* _WHAT TO DO_: In your copy, include no images, and write out every entry below exactly as it stands.

╭──

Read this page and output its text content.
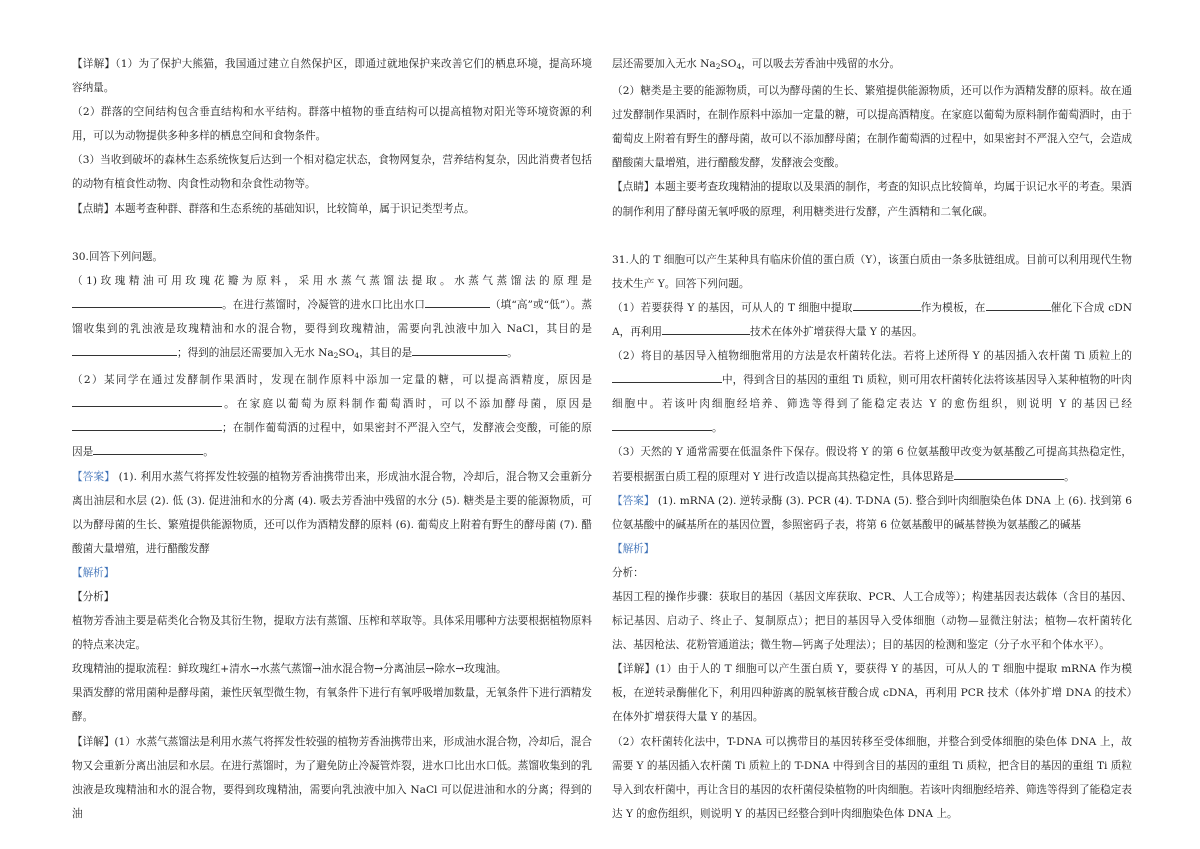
【详解】（1）为了保护大熊猫，我国通过建立自然保护区，即通过就地保护来改善它们的栖息环境，提高环境容纳量。

（2）群落的空间结构包含垂直结构和水平结构。群落中植物的垂直结构可以提高植物对阳光等环境资源的利用，可以为动物提供多种多样的栖息空间和食物条件。

（3）当收到破坏的森林生态系统恢复后达到一个相对稳定状态，食物网复杂，营养结构复杂，因此消费者包括的动物有植食性动物、肉食性动物和杂食性动物等。

【点睛】本题考查种群、群落和生态系统的基础知识，比较简单，属于识记类型考点。

30.回答下列问题。

（1)玫瑰精油可用玫瑰花瓣为原料，采用水蒸气蒸馏法提取。水蒸气蒸馏法的原理是。在进行蒸馏时，冷凝管的进水口比出水口	（填“高”或“低”）。蒸馏收集到的乳浊液是玫瑰精油和水的混合物，要得到玫瑰精油，需要向乳浊液中加入 NaCl，其目的是；得到的油层还需要加入无水 $Na_2SO_4$，其目的是	。

（2）某同学在通过发酵制作果酒时，发现在制作原料中添加一定量的糖，可以提高酒精度，原因是。在家庭以葡萄为原料制作葡萄酒时，可以不添加酵母菌，原因是；在制作葡萄酒的过程中，如果密封不严混入空气，发酵液会变酸，可能的原因是	。

【答案】 (1). 利用水蒸气将挥发性较强的植物芳香油携带出来，形成油水混合物，冷却后，混合物又会重新分离出油层和水层 (2). 低 (3). 促进油和水的分离 (4). 吸去芳香油中残留的水分 (5). 糖类是主要的能源物质，可以为酵母菌的生长、繁殖提供能源物质，还可以作为酒精发酵的原料 (6). 葡萄皮上附着有野生的酵母菌 (7). 醋酸菌大量增殖，进行醋酸发酵

【解析】

【分析】

植物芳香油主要是萜类化合物及其衍生物，提取方法有蒸馏、压榨和萃取等。具体采用哪种方法要根据植物原料的特点来决定。

玫瑰精油的提取流程：鲜玫瑰红+清水→水蒸气蒸馏→油水混合物→分离油层→除水→玫瑰油。

果酒发酵的常用菌种是酵母菌，兼性厌氧型微生物，有氧条件下进行有氧呼吸增加数量，无氧条件下进行酒精发酵。

【详解】(1）水蒸气蒸馏法是利用水蒸气将挥发性较强的植物芳香油携带出来，形成油水混合物，冷却后，混合物又会重新分离出油层和水层。在进行蒸馏时，为了避免防止冷凝管炸裂，进水口比出水口低。蒸馏收集到的乳浊液是玫瑰精油和水的混合物，要得到玫瑰精油，需要向乳浊液中加入 NaCl 可以促进油和水的分离；得到的油

层还需要加入无水 $Na_2SO_4$，可以吸去芳香油中残留的水分。

（2）糖类是主要的能源物质，可以为酵母菌的生长、繁殖提供能源物质，还可以作为酒精发酵的原料。故在通过发酵制作果酒时，在制作原料中添加一定量的糖，可以提高酒精度。在家庭以葡萄为原料制作葡萄酒时，由于葡萄皮上附着有野生的酵母菌，故可以不添加酵母菌；在制作葡萄酒的过程中，如果密封不严混入空气，会造成醋酸菌大量增殖，进行醋酸发酵，发酵液会变酸。

【点睛】本题主要考查玫瑰精油的提取以及果酒的制作，考查的知识点比较简单，均属于识记水平的考查。果酒的制作利用了酵母菌无氧呼吸的原理，利用糖类进行发酵，产生酒精和二氧化碳。

31.人的 T 细胞可以产生某种具有临床价值的蛋白质（Y），该蛋白质由一条多肽链组成。目前可以利用现代生物技术生产 Y。回答下列问题。

（1）若要获得 Y 的基因，可从人的 T 细胞中提取	作为模板，在	催化下合成 cDNA，再利用	技术在体外扩增获得大量 Y 的基因。

（2）将目的基因导入植物细胞常用的方法是农杆菌转化法。若将上述所得 Y 的基因插入农杆菌 Ti 质粒上的中，得到含目的基因的重组 Ti 质粒，则可用农杆菌转化法将该基因导入某种植物的叶肉细胞中。若该叶肉细胞经培养、筛选等得到了能稳定表达 Y 的愈伤组织，则说明 Y 的基因已经。

（3）天然的 Y 通常需要在低温条件下保存。假设将 Y 的第 6 位氨基酸甲改变为氨基酸乙可提高其热稳定性，若要根据蛋白质工程的原理对 Y 进行改造以提高其热稳定性，具体思路是	。

【答案】 (1). mRNA (2). 逆转录酶 (3). PCR (4). T-DNA (5). 整合到叶肉细胞染色体 DNA 上 (6). 找到第 6 位氨基酸中的碱基所在的基因位置，参照密码子表，将第 6 位氨基酸甲的碱基替换为氨基酸乙的碱基

【解析】

分析：

基因工程的操作步骤：获取目的基因（基因文库获取、PCR、人工合成等）；构建基因表达载体（含目的基因、标记基因、启动子、终止子、复制原点）；把目的基因导入受体细胞（动物—显微注射法；植物—农杆菌转化法、基因枪法、花粉管通道法；微生物—钙离子处理法）；目的基因的检测和鉴定（分子水平和个体水平）。

【详解】(1）由于人的 T 细胞可以产生蛋白质 Y，要获得 Y 的基因，可从人的 T 细胞中提取 mRNA 作为模板，在逆转录酶催化下，利用四种游离的脱氧核苷酸合成 cDNA，再利用 PCR 技术（体外扩增 DNA 的技术）在体外扩增获得大量 Y 的基因。

（2）农杆菌转化法中，T-DNA 可以携带目的基因转移至受体细胞，并整合到受体细胞的染色体 DNA 上，故需要 Y 的基因插入农杆菌 Ti 质粒上的 T-DNA 中得到含目的基因的重组 Ti 质粒，把含目的基因的重组 Ti 质粒导入到农杆菌中，再让含目的基因的农杆菌侵染植物的叶肉细胞。若该叶肉细胞经培养、筛选等得到了能稳定表达 Y 的愈伤组织，则说明 Y 的基因已经整合到叶肉细胞染色体 DNA 上。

╰──

* _SOLUTION TO THIS EXERCISE_:
Read this page and output its text content.
【详解】（1）为了保护大熊猫，我国通过建立自然保护区，即通过就地保护来改善它们的栖息环境，提高环境容纳量。

（2）群落的空间结构包含垂直结构和水平结构。群落中植物的垂直结构可以提高植物对阳光等环境资源的利用，可以为动物提供多种多样的栖息空间和食物条件。

（3）当收到破坏的森林生态系统恢复后达到一个相对稳定状态，食物网复杂，营养结构复杂，因此消费者包括的动物有植食性动物、肉食性动物和杂食性动物等。

【点睛】本题考查种群、群落和生态系统的基础知识，比较简单，属于识记类型考点。

30.回答下列问题。

（1)玫瑰精油可用玫瑰花瓣为原料，采用水蒸气蒸馏法提取。水蒸气蒸馏法的原理是。在进行蒸馏时，冷凝管的进水口比出水口	（填“高”或“低”）。蒸馏收集到的乳浊液是玫瑰精油和水的混合物，要得到玫瑰精油，需要向乳浊液中加入 NaCl，其目的是；得到的油层还需要加入无水 $Na_2SO_4$，其目的是	。

（2）某同学在通过发酵制作果酒时，发现在制作原料中添加一定量的糖，可以提高酒精度，原因是。在家庭以葡萄为原料制作葡萄酒时，可以不添加酵母菌，原因是；在制作葡萄酒的过程中，如果密封不严混入空气，发酵液会变酸，可能的原因是	。

【答案】 (1). 利用水蒸气将挥发性较强的植物芳香油携带出来，形成油水混合物，冷却后，混合物又会重新分离出油层和水层 (2). 低 (3). 促进油和水的分离 (4). 吸去芳香油中残留的水分 (5). 糖类是主要的能源物质，可以为酵母菌的生长、繁殖提供能源物质，还可以作为酒精发酵的原料 (6). 葡萄皮上附着有野生的酵母菌 (7). 醋酸菌大量增殖，进行醋酸发酵

【解析】

【分析】

植物芳香油主要是萜类化合物及其衍生物，提取方法有蒸馏、压榨和萃取等。具体采用哪种方法要根据植物原料的特点来决定。

玫瑰精油的提取流程：鲜玫瑰红+清水→水蒸气蒸馏→油水混合物→分离油层→除水→玫瑰油。

果酒发酵的常用菌种是酵母菌，兼性厌氧型微生物，有氧条件下进行有氧呼吸增加数量，无氧条件下进行酒精发酵。

【详解】(1）水蒸气蒸馏法是利用水蒸气将挥发性较强的植物芳香油携带出来，形成油水混合物，冷却后，混合物又会重新分离出油层和水层。在进行蒸馏时，为了避免防止冷凝管炸裂，进水口比出水口低。蒸馏收集到的乳浊液是玫瑰精油和水的混合物，要得到玫瑰精油，需要向乳浊液中加入 NaCl 可以促进油和水的分离；得到的油

层还需要加入无水 $Na_2SO_4$，可以吸去芳香油中残留的水分。

（2）糖类是主要的能源物质，可以为酵母菌的生长、繁殖提供能源物质，还可以作为酒精发酵的原料。故在通过发酵制作果酒时，在制作原料中添加一定量的糖，可以提高酒精度。在家庭以葡萄为原料制作葡萄酒时，由于葡萄皮上附着有野生的酵母菌，故可以不添加酵母菌；在制作葡萄酒的过程中，如果密封不严混入空气，会造成醋酸菌大量增殖，进行醋酸发酵，发酵液会变酸。

【点睛】本题主要考查玫瑰精油的提取以及果酒的制作，考查的知识点比较简单，均属于识记水平的考查。果酒的制作利用了酵母菌无氧呼吸的原理，利用糖类进行发酵，产生酒精和二氧化碳。

31.人的 T 细胞可以产生某种具有临床价值的蛋白质（Y），该蛋白质由一条多肽链组成。目前可以利用现代生物技术生产 Y。回答下列问题。

（1）若要获得 Y 的基因，可从人的 T 细胞中提取	作为模板，在	催化下合成 cDNA，再利用	技术在体外扩增获得大量 Y 的基因。

（2）将目的基因导入植物细胞常用的方法是农杆菌转化法。若将上述所得 Y 的基因插入农杆菌 Ti 质粒上的中，得到含目的基因的重组 Ti 质粒，则可用农杆菌转化法将该基因导入某种植物的叶肉细胞中。若该叶肉细胞经培养、筛选等得到了能稳定表达 Y 的愈伤组织，则说明 Y 的基因已经。

（3）天然的 Y 通常需要在低温条件下保存。假设将 Y 的第 6 位氨基酸甲改变为氨基酸乙可提高其热稳定性，若要根据蛋白质工程的原理对 Y 进行改造以提高其热稳定性，具体思路是	。

【答案】 (1). mRNA (2). 逆转录酶 (3). PCR (4). T-DNA (5). 整合到叶肉细胞染色体 DNA 上 (6). 找到第 6 位氨基酸中的碱基所在的基因位置，参照密码子表，将第 6 位氨基酸甲的碱基替换为氨基酸乙的碱基

【解析】

分析：

基因工程的操作步骤：获取目的基因（基因文库获取、PCR、人工合成等）；构建基因表达载体（含目的基因、标记基因、启动子、终止子、复制原点）；把目的基因导入受体细胞（动物—显微注射法；植物—农杆菌转化法、基因枪法、花粉管通道法；微生物—钙离子处理法）；目的基因的检测和鉴定（分子水平和个体水平）。

【详解】(1）由于人的 T 细胞可以产生蛋白质 Y，要获得 Y 的基因，可从人的 T 细胞中提取 mRNA 作为模板，在逆转录酶催化下，利用四种游离的脱氧核苷酸合成 cDNA，再利用 PCR 技术（体外扩增 DNA 的技术）在体外扩增获得大量 Y 的基因。

（2）农杆菌转化法中，T-DNA 可以携带目的基因转移至受体细胞，并整合到受体细胞的染色体 DNA 上，故需要 Y 的基因插入农杆菌 Ti 质粒上的 T-DNA 中得到含目的基因的重组 Ti 质粒，把含目的基因的重组 Ti 质粒导入到农杆菌中，再让含目的基因的农杆菌侵染植物的叶肉细胞。若该叶肉细胞经培养、筛选等得到了能稳定表达 Y 的愈伤组织，则说明 Y 的基因已经整合到叶肉细胞染色体 DNA 上。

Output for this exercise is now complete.